Task directions: Please print every record exactly as it stands, leaving out the pictures.

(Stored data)
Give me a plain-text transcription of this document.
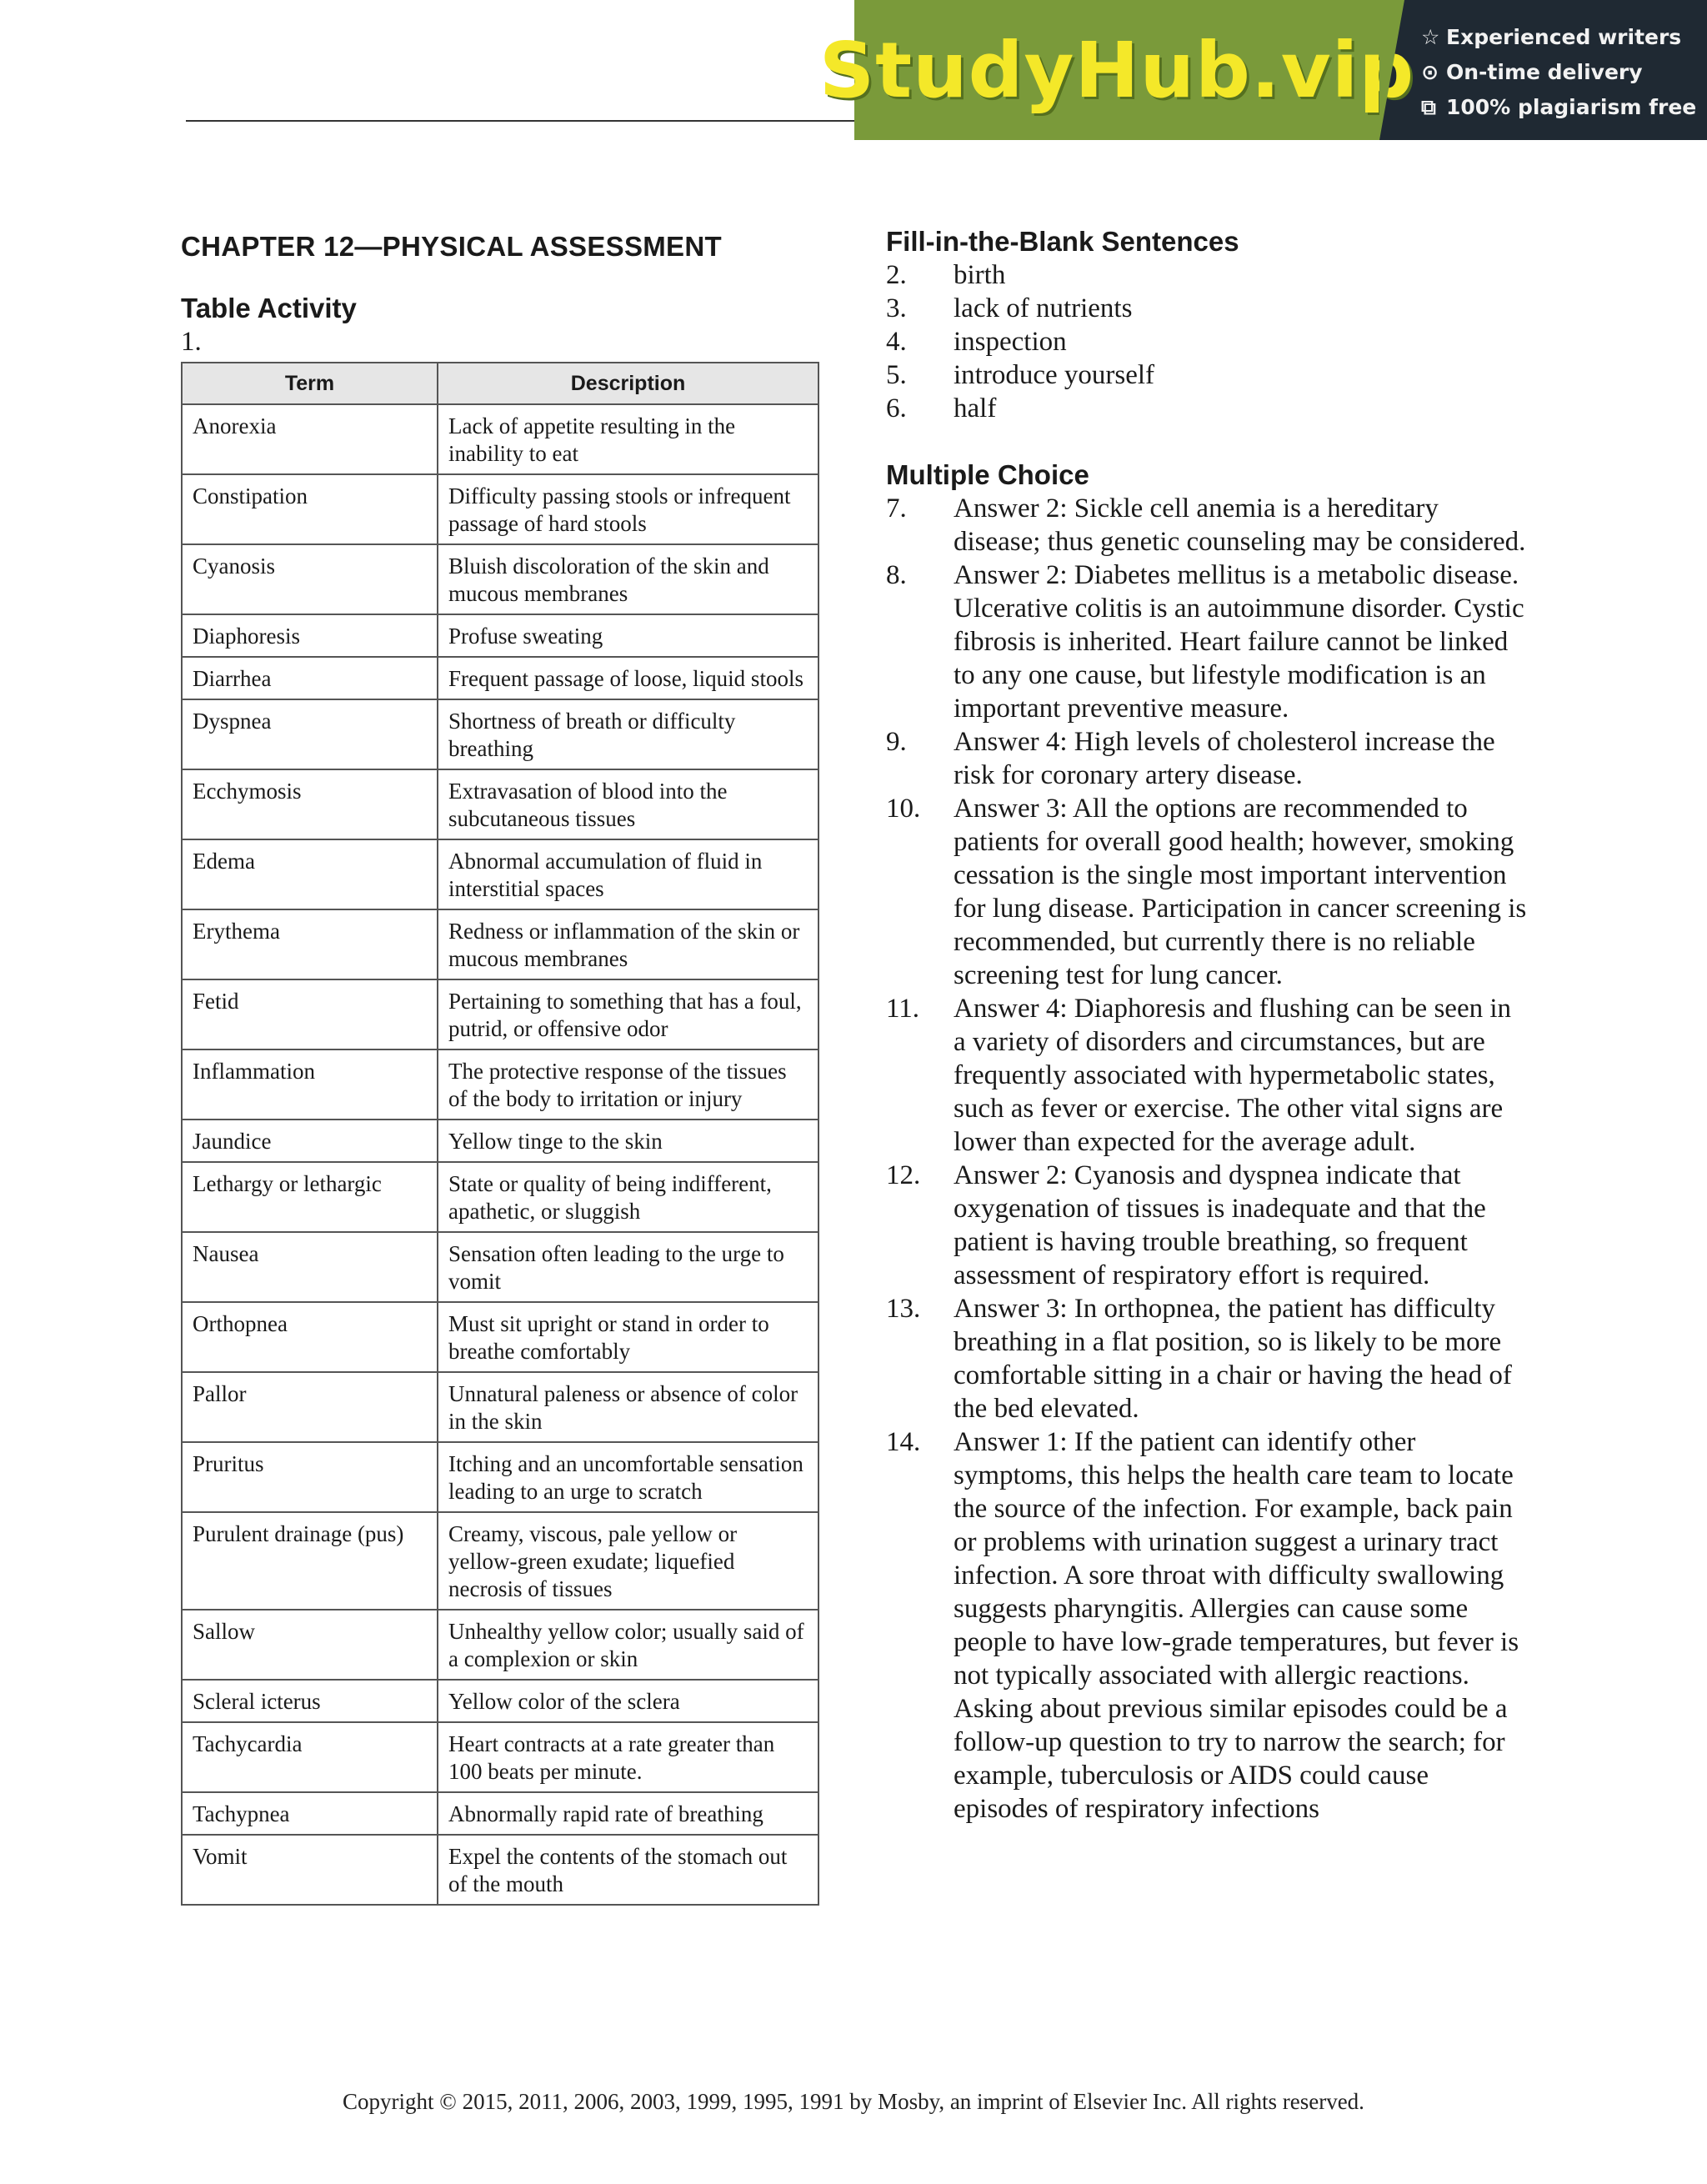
StudyHub.vip ☆ Experienced writers
⊙ On-time delivery
⧉ 100% plagiarism free
CHAPTER 12—PHYSICAL ASSESSMENT
Table Activity
1.
Term	Description
Anorexia	Lack of appetite resulting in the inability to eat
Constipation	Difficulty passing stools or infrequent passage of hard stools
Cyanosis	Bluish discoloration of the skin and mucous membranes
Diaphoresis	Profuse sweating
Diarrhea	Frequent passage of loose, liquid stools
Dyspnea	Shortness of breath or difficulty breathing
Ecchymosis	Extravasation of blood into the subcutaneous tissues
Edema	Abnormal accumulation of fluid in interstitial spaces
Erythema	Redness or inflammation of the skin or mucous membranes
Fetid	Pertaining to something that has a foul, putrid, or offensive odor
Inflammation	The protective response of the tissues of the body to irritation or injury
Jaundice	Yellow tinge to the skin
Lethargy or lethargic	State or quality of being indifferent, apathetic, or sluggish
Nausea	Sensation often leading to the urge to vomit
Orthopnea	Must sit upright or stand in order to breathe comfortably
Pallor	Unnatural paleness or absence of color in the skin
Pruritus	Itching and an uncomfortable sensation leading to an urge to scratch
Purulent drainage (pus)	Creamy, viscous, pale yellow or yellow-green exudate; liquefied necrosis of tissues
Sallow	Unhealthy yellow color; usually said of a complexion or skin
Scleral icterus	Yellow color of the sclera
Tachycardia	Heart contracts at a rate greater than 100 beats per minute.
Tachypnea	Abnormally rapid rate of breathing
Vomit	Expel the contents of the stomach out of the mouth
Fill-in-the-Blank Sentences
2. birth
3. lack of nutrients
4. inspection
5. introduce yourself
6. half
Multiple Choice
7. Answer 2: Sickle cell anemia is a hereditary disease; thus genetic counseling may be considered.
8. Answer 2: Diabetes mellitus is a metabolic disease. Ulcerative colitis is an autoimmune disorder. Cystic fibrosis is inherited. Heart failure cannot be linked to any one cause, but lifestyle modification is an important preventive measure.
9. Answer 4: High levels of cholesterol increase the risk for coronary artery disease.
10. Answer 3: All the options are recommended to patients for overall good health; however, smoking cessation is the single most important intervention for lung disease. Participation in cancer screening is recommended, but currently there is no reliable screening test for lung cancer.
11. Answer 4: Diaphoresis and flushing can be seen in a variety of disorders and circumstances, but are frequently associated with hypermetabolic states, such as fever or exercise. The other vital signs are lower than expected for the average adult.
12. Answer 2: Cyanosis and dyspnea indicate that oxygenation of tissues is inadequate and that the patient is having trouble breathing, so frequent assessment of respiratory effort is required.
13. Answer 3: In orthopnea, the patient has difficulty breathing in a flat position, so is likely to be more comfortable sitting in a chair or having the head of the bed elevated.
14. Answer 1: If the patient can identify other symptoms, this helps the health care team to locate the source of the infection. For example, back pain or problems with urination suggest a urinary tract infection. A sore throat with difficulty swallowing suggests pharyngitis. Allergies can cause some people to have low-grade temperatures, but fever is not typically associated with allergic reactions. Asking about previous similar episodes could be a follow-up question to try to narrow the search; for example, tuberculosis or AIDS could cause episodes of respiratory infections
Copyright © 2015, 2011, 2006, 2003, 1999, 1995, 1991 by Mosby, an imprint of Elsevier Inc. All rights reserved.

Answer below:
Give me a plain-text transcription of this document.
StudyHub.vip ☆ Experienced writers
⊙ On-time delivery
⧉ 100% plagiarism free
CHAPTER 12—PHYSICAL ASSESSMENT
Table Activity
1.
Term	Description
Anorexia	Lack of appetite resulting in the inability to eat
Constipation	Difficulty passing stools or infrequent passage of hard stools
Cyanosis	Bluish discoloration of the skin and mucous membranes
Diaphoresis	Profuse sweating
Diarrhea	Frequent passage of loose, liquid stools
Dyspnea	Shortness of breath or difficulty breathing
Ecchymosis	Extravasation of blood into the subcutaneous tissues
Edema	Abnormal accumulation of fluid in interstitial spaces
Erythema	Redness or inflammation of the skin or mucous membranes
Fetid	Pertaining to something that has a foul, putrid, or offensive odor
Inflammation	The protective response of the tissues of the body to irritation or injury
Jaundice	Yellow tinge to the skin
Lethargy or lethargic	State or quality of being indifferent, apathetic, or sluggish
Nausea	Sensation often leading to the urge to vomit
Orthopnea	Must sit upright or stand in order to breathe comfortably
Pallor	Unnatural paleness or absence of color in the skin
Pruritus	Itching and an uncomfortable sensation leading to an urge to scratch
Purulent drainage (pus)	Creamy, viscous, pale yellow or yellow-green exudate; liquefied necrosis of tissues
Sallow	Unhealthy yellow color; usually said of a complexion or skin
Scleral icterus	Yellow color of the sclera
Tachycardia	Heart contracts at a rate greater than 100 beats per minute.
Tachypnea	Abnormally rapid rate of breathing
Vomit	Expel the contents of the stomach out of the mouth
Fill-in-the-Blank Sentences
2. birth
3. lack of nutrients
4. inspection
5. introduce yourself
6. half
Multiple Choice
7. Answer 2: Sickle cell anemia is a hereditary disease; thus genetic counseling may be considered.
8. Answer 2: Diabetes mellitus is a metabolic disease. Ulcerative colitis is an autoimmune disorder. Cystic fibrosis is inherited. Heart failure cannot be linked to any one cause, but lifestyle modification is an important preventive measure.
9. Answer 4: High levels of cholesterol increase the risk for coronary artery disease.
10. Answer 3: All the options are recommended to patients for overall good health; however, smoking cessation is the single most important intervention for lung disease. Participation in cancer screening is recommended, but currently there is no reliable screening test for lung cancer.
11. Answer 4: Diaphoresis and flushing can be seen in a variety of disorders and circumstances, but are frequently associated with hypermetabolic states, such as fever or exercise. The other vital signs are lower than expected for the average adult.
12. Answer 2: Cyanosis and dyspnea indicate that oxygenation of tissues is inadequate and that the patient is having trouble breathing, so frequent assessment of respiratory effort is required.
13. Answer 3: In orthopnea, the patient has difficulty breathing in a flat position, so is likely to be more comfortable sitting in a chair or having the head of the bed elevated.
14. Answer 1: If the patient can identify other symptoms, this helps the health care team to locate the source of the infection. For example, back pain or problems with urination suggest a urinary tract infection. A sore throat with difficulty swallowing suggests pharyngitis. Allergies can cause some people to have low-grade temperatures, but fever is not typically associated with allergic reactions. Asking about previous similar episodes could be a follow-up question to try to narrow the search; for example, tuberculosis or AIDS could cause episodes of respiratory infections
Copyright © 2015, 2011, 2006, 2003, 1999, 1995, 1991 by Mosby, an imprint of Elsevier Inc. All rights reserved.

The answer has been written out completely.